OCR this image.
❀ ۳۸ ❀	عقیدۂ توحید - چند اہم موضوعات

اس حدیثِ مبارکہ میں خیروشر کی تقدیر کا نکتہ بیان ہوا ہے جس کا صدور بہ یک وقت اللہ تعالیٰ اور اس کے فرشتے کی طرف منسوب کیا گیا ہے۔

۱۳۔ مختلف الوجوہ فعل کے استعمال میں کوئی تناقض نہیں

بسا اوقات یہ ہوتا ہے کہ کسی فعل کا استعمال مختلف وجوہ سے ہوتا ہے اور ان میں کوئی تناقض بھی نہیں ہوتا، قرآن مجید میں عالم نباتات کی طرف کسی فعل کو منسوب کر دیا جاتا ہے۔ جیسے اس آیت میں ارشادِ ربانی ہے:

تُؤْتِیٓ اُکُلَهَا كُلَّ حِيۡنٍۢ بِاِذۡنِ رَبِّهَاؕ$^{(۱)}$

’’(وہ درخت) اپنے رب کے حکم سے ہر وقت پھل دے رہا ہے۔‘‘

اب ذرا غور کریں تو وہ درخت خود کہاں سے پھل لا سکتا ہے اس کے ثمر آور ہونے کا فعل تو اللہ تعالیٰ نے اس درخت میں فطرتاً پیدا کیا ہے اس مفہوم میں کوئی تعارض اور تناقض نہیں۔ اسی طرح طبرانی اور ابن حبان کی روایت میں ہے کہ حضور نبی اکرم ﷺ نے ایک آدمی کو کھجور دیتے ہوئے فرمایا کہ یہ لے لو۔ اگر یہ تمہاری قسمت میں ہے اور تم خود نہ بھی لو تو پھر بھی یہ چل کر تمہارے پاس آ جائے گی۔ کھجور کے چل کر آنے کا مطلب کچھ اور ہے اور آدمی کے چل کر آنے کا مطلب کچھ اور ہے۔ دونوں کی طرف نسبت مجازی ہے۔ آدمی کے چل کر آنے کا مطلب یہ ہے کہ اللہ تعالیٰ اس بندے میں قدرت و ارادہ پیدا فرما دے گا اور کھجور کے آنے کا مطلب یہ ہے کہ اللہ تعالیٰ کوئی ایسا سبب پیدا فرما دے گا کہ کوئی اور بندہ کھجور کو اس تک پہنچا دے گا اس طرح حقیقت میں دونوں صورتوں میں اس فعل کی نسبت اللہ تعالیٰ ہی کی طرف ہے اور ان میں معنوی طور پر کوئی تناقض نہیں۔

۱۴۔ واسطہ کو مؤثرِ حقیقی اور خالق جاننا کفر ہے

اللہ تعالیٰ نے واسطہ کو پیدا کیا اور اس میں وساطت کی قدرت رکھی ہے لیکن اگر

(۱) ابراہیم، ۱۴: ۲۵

Set problem: Each line in the listing above either holds the string "واسطہ" or does not; state how many do, giving the number only.

Expected answer: 2